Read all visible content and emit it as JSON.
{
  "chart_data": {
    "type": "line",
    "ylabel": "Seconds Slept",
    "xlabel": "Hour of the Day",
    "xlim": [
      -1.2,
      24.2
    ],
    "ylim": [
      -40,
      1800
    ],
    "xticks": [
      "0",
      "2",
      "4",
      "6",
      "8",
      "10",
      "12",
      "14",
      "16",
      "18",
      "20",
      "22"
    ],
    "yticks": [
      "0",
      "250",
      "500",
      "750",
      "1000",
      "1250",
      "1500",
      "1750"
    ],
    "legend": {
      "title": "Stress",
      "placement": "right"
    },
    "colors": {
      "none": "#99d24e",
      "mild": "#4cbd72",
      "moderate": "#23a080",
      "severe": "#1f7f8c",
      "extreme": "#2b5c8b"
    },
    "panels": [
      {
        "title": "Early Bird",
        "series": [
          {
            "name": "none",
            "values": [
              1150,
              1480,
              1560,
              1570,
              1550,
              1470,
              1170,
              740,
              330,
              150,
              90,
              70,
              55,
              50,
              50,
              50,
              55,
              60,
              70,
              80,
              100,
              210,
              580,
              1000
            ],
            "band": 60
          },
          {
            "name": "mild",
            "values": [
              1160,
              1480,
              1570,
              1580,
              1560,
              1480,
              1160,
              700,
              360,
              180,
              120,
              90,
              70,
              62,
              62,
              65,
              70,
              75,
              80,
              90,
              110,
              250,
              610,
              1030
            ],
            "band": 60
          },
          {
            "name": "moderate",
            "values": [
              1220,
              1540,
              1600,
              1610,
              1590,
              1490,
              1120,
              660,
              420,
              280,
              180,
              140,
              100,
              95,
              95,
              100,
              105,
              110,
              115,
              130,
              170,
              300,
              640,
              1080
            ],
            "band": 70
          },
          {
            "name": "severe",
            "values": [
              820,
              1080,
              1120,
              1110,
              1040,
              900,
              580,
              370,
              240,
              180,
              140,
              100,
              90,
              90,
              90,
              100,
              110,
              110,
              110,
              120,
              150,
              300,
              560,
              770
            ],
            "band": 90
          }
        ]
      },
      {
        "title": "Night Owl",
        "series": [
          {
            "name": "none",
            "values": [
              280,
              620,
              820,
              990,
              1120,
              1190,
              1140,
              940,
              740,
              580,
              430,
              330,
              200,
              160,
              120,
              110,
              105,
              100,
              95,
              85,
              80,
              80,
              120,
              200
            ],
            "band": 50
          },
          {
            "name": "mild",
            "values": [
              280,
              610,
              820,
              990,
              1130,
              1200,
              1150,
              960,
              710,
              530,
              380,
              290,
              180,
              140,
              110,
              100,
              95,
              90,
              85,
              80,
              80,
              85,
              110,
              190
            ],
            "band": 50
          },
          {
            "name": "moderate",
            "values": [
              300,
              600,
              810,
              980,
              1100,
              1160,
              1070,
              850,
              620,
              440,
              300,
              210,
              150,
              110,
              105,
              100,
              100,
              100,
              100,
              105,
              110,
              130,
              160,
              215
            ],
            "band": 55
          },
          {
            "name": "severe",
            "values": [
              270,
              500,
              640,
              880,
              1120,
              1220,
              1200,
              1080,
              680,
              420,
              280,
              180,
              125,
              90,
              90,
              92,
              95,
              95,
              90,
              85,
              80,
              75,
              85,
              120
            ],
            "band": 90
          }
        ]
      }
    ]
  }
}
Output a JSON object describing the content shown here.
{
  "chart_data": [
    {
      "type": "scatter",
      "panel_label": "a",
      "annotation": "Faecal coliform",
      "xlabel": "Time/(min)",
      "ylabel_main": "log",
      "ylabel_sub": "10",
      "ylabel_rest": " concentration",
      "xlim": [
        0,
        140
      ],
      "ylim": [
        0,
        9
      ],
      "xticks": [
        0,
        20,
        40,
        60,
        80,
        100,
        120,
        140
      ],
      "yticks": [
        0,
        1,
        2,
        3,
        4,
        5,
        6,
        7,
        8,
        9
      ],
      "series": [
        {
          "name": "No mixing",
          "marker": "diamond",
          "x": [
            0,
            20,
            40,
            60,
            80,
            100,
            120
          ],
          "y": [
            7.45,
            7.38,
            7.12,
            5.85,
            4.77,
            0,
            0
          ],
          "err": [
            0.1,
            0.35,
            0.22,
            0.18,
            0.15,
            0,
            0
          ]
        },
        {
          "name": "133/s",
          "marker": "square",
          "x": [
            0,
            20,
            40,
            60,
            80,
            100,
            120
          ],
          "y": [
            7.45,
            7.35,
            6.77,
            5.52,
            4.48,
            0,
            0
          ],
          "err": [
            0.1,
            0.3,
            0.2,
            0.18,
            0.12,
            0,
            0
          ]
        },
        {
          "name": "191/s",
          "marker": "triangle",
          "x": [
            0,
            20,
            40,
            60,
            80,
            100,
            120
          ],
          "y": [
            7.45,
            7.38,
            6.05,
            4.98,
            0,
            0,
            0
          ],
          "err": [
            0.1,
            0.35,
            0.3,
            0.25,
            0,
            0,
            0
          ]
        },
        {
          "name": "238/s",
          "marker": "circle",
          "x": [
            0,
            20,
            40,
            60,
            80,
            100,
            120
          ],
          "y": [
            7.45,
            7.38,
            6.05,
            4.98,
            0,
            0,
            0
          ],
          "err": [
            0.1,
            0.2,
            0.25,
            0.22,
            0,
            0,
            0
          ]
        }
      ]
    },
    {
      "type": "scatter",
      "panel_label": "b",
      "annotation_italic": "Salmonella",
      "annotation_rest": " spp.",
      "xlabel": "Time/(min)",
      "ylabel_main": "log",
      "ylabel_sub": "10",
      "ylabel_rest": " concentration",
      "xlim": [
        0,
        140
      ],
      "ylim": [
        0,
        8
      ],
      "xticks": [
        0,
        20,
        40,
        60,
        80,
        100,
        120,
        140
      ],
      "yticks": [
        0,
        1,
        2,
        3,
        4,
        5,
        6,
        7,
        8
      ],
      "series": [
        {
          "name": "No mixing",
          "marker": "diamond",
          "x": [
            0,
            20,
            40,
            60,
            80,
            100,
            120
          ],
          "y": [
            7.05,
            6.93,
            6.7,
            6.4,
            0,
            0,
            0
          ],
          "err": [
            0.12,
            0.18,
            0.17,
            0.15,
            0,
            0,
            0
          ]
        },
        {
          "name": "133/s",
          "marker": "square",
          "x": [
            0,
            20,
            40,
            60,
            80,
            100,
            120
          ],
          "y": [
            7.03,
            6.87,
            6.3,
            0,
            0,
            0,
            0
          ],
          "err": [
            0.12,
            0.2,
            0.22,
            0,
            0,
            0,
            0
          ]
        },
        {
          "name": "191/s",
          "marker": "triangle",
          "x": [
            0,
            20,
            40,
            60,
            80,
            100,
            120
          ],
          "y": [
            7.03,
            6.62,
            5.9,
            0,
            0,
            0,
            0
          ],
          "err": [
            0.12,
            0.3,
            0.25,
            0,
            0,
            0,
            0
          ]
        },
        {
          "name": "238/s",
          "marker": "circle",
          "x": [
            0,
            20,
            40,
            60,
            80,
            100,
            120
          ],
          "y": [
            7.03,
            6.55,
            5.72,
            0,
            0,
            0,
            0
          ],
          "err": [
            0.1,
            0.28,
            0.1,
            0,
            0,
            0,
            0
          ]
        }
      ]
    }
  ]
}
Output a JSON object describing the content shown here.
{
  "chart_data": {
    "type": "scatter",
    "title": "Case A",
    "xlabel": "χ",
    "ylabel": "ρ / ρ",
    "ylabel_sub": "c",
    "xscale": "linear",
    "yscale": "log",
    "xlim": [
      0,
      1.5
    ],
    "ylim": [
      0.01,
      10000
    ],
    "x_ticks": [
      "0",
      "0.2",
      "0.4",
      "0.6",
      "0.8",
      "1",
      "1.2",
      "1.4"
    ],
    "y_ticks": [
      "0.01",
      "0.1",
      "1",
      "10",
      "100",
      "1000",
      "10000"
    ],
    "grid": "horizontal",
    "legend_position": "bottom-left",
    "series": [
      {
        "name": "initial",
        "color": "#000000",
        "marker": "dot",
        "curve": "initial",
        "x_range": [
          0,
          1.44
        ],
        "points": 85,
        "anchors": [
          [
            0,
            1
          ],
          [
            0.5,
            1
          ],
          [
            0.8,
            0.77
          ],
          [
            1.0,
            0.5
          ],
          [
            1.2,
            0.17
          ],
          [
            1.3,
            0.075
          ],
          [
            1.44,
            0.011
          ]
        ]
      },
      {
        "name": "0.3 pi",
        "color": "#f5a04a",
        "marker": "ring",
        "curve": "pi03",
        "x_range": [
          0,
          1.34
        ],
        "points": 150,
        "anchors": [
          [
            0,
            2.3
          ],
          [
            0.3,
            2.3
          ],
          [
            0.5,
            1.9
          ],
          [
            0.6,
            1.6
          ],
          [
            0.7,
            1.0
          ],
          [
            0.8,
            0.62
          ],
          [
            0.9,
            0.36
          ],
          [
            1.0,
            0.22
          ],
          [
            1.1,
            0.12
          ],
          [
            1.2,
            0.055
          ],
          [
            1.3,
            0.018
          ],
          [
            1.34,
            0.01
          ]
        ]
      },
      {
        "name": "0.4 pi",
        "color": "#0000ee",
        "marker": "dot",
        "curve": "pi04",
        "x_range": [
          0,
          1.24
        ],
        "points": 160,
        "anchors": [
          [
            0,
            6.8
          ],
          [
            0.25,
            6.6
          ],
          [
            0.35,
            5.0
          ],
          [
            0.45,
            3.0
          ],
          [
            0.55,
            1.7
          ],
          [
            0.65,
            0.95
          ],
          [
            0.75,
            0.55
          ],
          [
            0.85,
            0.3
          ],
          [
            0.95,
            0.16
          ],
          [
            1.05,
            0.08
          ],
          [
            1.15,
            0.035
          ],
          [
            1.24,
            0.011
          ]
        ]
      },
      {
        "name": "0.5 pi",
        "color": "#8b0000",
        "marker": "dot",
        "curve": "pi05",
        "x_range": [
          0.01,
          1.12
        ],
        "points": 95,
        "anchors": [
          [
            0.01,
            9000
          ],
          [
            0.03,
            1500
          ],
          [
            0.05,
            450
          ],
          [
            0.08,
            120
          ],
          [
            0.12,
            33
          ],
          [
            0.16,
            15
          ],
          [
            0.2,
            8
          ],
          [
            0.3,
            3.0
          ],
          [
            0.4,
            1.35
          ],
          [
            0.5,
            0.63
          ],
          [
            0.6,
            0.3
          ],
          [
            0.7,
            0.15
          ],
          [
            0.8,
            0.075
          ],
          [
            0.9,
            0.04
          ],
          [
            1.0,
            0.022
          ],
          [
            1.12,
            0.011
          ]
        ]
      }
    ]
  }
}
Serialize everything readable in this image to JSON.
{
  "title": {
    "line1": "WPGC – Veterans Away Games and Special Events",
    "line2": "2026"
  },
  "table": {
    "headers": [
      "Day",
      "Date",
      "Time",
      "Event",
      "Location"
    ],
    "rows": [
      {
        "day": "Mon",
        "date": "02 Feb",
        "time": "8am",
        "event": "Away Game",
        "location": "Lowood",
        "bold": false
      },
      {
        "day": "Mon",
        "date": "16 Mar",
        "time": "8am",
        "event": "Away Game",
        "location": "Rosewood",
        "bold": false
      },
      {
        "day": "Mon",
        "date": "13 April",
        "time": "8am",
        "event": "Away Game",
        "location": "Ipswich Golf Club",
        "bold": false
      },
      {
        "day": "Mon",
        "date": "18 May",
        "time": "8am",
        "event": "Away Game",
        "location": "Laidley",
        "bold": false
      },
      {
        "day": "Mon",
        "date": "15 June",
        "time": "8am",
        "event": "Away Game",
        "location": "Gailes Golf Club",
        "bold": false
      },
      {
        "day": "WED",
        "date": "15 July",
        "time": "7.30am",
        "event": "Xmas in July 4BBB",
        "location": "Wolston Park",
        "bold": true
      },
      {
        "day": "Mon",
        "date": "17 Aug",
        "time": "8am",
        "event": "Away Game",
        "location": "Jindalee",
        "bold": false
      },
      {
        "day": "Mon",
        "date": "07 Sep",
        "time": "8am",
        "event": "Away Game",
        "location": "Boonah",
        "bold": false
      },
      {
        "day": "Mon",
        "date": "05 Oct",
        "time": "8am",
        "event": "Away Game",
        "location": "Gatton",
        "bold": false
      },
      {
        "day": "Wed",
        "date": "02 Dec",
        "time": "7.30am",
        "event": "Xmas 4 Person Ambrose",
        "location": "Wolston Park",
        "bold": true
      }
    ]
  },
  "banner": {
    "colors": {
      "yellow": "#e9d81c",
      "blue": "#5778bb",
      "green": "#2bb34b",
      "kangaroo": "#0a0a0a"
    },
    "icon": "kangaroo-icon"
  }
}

§ §

WHAT THIS TASK INVOLVES:
Report only the number of lines in the data above that contain "Xmas".

COMPLETE RESPONSE:
2